EXERCISE INSTRUCTIONS: What follows is a listing; give it again exactly, in its entirety.

DATA IN THIS EXERCISE:

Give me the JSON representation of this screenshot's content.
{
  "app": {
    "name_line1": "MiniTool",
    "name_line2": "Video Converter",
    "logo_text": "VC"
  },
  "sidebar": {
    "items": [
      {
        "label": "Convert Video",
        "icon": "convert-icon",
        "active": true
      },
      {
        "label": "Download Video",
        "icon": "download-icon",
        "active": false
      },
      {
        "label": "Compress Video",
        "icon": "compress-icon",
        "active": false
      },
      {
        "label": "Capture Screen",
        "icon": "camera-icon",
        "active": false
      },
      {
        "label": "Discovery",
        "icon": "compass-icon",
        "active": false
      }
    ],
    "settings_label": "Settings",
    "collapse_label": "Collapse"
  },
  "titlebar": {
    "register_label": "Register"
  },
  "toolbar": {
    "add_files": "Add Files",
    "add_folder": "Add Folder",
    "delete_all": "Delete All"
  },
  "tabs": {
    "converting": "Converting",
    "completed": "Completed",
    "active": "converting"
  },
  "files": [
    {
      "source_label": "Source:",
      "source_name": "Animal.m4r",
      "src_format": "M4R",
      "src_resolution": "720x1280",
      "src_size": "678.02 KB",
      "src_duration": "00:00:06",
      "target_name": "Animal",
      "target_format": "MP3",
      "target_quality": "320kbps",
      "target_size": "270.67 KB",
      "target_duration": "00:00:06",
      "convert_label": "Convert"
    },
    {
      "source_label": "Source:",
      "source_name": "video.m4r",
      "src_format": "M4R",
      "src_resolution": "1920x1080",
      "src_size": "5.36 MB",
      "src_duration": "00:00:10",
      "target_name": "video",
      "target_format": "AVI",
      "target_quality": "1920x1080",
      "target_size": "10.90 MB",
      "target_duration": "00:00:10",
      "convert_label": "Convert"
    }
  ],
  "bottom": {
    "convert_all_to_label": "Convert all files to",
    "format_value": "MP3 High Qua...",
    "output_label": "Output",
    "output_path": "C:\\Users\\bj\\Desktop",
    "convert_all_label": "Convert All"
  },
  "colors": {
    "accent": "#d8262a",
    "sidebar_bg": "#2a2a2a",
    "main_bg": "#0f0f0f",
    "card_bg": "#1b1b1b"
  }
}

SOLUTION:
Give me the JSON representation of this screenshot's content.
{
  "app": {
    "name_line1": "MiniTool",
    "name_line2": "Video Converter",
    "logo_text": "VC"
  },
  "sidebar": {
    "items": [
      {
        "label": "Convert Video",
        "icon": "convert-icon",
        "active": true
      },
      {
        "label": "Download Video",
        "icon": "download-icon",
        "active": false
      },
      {
        "label": "Compress Video",
        "icon": "compress-icon",
        "active": false
      },
      {
        "label": "Capture Screen",
        "icon": "camera-icon",
        "active": false
      },
      {
        "label": "Discovery",
        "icon": "compass-icon",
        "active": false
      }
    ],
    "settings_label": "Settings",
    "collapse_label": "Collapse"
  },
  "titlebar": {
    "register_label": "Register"
  },
  "toolbar": {
    "add_files": "Add Files",
    "add_folder": "Add Folder",
    "delete_all": "Delete All"
  },
  "tabs": {
    "converting": "Converting",
    "completed": "Completed",
    "active": "converting"
  },
  "files": [
    {
      "source_label": "Source:",
      "source_name": "Animal.m4r",
      "src_format": "M4R",
      "src_resolution": "720x1280",
      "src_size": "678.02 KB",
      "src_duration": "00:00:06",
      "target_name": "Animal",
      "target_format": "MP3",
      "target_quality": "320kbps",
      "target_size": "270.67 KB",
      "target_duration": "00:00:06",
      "convert_label": "Convert"
    },
    {
      "source_label": "Source:",
      "source_name": "video.m4r",
      "src_format": "M4R",
      "src_resolution": "1920x1080",
      "src_size": "5.36 MB",
      "src_duration": "00:00:10",
      "target_name": "video",
      "target_format": "AVI",
      "target_quality": "1920x1080",
      "target_size": "10.90 MB",
      "target_duration": "00:00:10",
      "convert_label": "Convert"
    }
  ],
  "bottom": {
    "convert_all_to_label": "Convert all files to",
    "format_value": "MP3 High Qua...",
    "output_label": "Output",
    "output_path": "C:\\Users\\bj\\Desktop",
    "convert_all_label": "Convert All"
  },
  "colors": {
    "accent": "#d8262a",
    "sidebar_bg": "#2a2a2a",
    "main_bg": "#0f0f0f",
    "card_bg": "#1b1b1b"
  }
}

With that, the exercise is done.